■ SET EXERCISE: Every line below that mentions the word "this" should be copied out.
+ + +
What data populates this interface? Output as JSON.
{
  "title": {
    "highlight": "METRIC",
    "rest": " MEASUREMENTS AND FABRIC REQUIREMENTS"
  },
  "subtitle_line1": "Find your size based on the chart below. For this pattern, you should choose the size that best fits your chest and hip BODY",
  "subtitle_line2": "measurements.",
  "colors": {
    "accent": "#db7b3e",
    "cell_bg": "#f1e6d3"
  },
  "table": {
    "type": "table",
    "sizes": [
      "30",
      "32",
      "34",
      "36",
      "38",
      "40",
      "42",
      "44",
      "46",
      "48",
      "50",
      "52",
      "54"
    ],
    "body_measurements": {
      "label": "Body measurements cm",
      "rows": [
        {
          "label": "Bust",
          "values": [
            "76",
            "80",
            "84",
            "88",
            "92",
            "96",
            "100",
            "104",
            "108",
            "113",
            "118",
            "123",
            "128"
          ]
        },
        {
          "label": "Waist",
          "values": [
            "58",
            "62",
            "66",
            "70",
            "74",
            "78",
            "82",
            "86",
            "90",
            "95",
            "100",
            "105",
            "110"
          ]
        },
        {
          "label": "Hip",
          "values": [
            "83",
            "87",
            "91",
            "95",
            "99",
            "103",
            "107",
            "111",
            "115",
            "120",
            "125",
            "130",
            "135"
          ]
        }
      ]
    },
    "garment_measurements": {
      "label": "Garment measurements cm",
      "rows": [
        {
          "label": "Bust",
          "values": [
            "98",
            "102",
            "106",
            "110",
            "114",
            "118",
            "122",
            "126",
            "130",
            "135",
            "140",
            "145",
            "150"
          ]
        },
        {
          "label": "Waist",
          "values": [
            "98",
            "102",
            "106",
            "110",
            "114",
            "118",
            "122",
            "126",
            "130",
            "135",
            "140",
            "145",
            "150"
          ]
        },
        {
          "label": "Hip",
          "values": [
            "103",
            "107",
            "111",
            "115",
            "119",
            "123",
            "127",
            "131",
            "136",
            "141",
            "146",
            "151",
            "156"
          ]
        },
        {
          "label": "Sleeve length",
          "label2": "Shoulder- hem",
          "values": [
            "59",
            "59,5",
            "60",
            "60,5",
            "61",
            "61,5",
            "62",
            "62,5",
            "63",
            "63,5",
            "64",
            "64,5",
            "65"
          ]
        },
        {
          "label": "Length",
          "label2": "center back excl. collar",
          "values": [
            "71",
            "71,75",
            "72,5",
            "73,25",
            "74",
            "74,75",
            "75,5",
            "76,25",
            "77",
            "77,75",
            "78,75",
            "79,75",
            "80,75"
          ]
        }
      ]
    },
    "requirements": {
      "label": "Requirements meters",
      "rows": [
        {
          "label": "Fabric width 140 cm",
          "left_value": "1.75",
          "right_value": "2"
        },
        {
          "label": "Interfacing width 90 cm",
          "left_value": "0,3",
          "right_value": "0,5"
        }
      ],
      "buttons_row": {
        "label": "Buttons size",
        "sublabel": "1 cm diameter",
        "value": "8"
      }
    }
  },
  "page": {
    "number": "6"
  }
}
+ + +
■ WRITTEN RESPONSE:
What data populates this interface? Output as JSON.
  "subtitle_line1": "Find your size based on the chart below. For this pattern, you should choose the size that best fits your chest and hip BODY",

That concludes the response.